PROBLEM REQUIREMENTS: Search the data below for the word "code" and copy each line that holds it.

Some records:

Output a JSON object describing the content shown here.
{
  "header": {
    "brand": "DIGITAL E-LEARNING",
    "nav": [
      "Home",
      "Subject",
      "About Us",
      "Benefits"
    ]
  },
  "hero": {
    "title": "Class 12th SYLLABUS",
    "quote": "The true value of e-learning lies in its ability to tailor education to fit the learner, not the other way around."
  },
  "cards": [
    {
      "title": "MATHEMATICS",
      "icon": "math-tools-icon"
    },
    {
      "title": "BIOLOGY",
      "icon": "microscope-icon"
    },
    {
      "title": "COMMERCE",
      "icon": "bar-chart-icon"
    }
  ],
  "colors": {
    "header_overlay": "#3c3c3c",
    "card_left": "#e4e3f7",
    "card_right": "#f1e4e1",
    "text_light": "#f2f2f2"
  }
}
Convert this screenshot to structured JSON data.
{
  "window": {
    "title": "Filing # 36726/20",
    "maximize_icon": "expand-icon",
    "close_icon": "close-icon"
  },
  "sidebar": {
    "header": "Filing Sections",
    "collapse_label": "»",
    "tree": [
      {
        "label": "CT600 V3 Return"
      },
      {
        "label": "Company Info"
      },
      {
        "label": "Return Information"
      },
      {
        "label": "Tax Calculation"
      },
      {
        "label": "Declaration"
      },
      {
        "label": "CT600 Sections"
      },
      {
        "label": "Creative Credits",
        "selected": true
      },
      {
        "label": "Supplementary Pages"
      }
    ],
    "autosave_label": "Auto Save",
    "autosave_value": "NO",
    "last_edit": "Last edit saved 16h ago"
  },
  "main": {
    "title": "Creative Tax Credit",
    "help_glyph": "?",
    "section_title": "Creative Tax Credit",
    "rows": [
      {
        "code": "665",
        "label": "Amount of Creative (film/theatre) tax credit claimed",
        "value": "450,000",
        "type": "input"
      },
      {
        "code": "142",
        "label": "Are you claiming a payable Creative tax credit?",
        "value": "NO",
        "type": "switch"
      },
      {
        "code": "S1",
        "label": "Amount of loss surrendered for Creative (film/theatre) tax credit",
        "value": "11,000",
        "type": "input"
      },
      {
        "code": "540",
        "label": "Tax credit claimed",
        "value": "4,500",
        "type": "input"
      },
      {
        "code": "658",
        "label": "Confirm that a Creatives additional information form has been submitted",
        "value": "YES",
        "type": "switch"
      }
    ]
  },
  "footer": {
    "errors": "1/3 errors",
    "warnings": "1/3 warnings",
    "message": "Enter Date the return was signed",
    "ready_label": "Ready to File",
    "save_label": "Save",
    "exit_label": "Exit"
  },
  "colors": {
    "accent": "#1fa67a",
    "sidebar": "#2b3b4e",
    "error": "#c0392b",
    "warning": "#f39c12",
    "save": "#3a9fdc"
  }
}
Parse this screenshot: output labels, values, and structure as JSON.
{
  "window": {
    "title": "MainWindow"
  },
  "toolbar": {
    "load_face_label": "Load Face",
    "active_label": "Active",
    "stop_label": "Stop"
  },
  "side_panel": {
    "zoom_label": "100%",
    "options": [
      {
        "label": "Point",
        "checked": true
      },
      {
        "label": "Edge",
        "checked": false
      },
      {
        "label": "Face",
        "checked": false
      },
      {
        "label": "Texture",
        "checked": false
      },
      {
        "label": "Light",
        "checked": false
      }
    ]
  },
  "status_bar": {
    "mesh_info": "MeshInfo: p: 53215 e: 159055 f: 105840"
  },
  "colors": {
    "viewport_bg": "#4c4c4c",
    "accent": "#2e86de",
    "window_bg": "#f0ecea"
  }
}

FINISHED TASK:
        "code": "665",
        "code": "142",
        "code": "S1",
        "code": "540",
        "code": "658",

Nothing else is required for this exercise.